Instruction:
Sift the material for lines containing "this", and return them.

Records shown:
-------
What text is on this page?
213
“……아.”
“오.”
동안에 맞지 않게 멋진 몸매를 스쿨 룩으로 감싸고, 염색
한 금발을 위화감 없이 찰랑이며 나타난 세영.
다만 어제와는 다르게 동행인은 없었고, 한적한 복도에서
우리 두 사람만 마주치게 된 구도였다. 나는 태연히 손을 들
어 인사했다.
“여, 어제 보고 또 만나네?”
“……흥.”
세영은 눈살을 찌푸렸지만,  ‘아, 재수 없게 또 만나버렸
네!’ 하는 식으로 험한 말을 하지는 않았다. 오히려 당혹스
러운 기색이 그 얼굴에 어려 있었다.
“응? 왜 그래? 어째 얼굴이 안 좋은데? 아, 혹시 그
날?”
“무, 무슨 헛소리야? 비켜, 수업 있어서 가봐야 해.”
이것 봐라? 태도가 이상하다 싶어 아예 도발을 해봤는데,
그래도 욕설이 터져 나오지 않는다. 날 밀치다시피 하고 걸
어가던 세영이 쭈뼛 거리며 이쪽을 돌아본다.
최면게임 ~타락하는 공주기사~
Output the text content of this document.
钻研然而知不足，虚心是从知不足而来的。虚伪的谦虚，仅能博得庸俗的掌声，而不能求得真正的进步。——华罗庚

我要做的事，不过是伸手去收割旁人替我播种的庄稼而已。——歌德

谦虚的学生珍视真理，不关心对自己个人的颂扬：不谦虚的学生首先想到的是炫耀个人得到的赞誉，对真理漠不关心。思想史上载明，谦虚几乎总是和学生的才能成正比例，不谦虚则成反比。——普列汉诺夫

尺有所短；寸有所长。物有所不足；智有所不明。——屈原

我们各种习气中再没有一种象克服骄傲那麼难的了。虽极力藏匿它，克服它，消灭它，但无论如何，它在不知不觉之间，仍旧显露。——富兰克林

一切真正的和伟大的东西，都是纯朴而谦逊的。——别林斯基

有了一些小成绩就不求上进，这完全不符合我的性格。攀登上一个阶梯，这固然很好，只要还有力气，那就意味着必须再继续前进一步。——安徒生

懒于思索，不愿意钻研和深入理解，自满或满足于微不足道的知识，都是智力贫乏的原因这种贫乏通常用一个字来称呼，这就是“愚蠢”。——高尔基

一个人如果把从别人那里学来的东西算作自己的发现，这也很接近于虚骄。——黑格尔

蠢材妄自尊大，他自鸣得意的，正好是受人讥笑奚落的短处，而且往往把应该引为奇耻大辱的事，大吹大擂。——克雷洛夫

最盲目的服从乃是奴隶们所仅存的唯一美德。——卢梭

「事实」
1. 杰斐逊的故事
-------
Problem solution:
What text is on this page?
Output the text content of this document.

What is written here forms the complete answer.